**What you have to do**
Your task is to quote the material that follows, in full and exactly.

============

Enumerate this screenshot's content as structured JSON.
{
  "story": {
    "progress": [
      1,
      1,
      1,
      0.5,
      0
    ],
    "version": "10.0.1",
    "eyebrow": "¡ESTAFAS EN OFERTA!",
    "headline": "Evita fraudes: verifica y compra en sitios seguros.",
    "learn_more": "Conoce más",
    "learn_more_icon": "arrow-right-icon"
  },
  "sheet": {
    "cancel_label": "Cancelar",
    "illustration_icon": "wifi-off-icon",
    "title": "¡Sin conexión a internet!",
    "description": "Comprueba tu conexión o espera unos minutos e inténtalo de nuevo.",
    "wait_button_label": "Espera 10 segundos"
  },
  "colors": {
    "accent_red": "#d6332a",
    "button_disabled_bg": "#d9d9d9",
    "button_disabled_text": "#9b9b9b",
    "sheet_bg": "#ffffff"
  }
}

============

**Answer**
Enumerate this screenshot's content as structured JSON.
{
  "story": {
    "progress": [
      1,
      1,
      1,
      0.5,
      0
    ],
    "version": "10.0.1",
    "eyebrow": "¡ESTAFAS EN OFERTA!",
    "headline": "Evita fraudes: verifica y compra en sitios seguros.",
    "learn_more": "Conoce más",
    "learn_more_icon": "arrow-right-icon"
  },
  "sheet": {
    "cancel_label": "Cancelar",
    "illustration_icon": "wifi-off-icon",
    "title": "¡Sin conexión a internet!",
    "description": "Comprueba tu conexión o espera unos minutos e inténtalo de nuevo.",
    "wait_button_label": "Espera 10 segundos"
  },
  "colors": {
    "accent_red": "#d6332a",
    "button_disabled_bg": "#d9d9d9",
    "button_disabled_text": "#9b9b9b",
    "sheet_bg": "#ffffff"
  }
}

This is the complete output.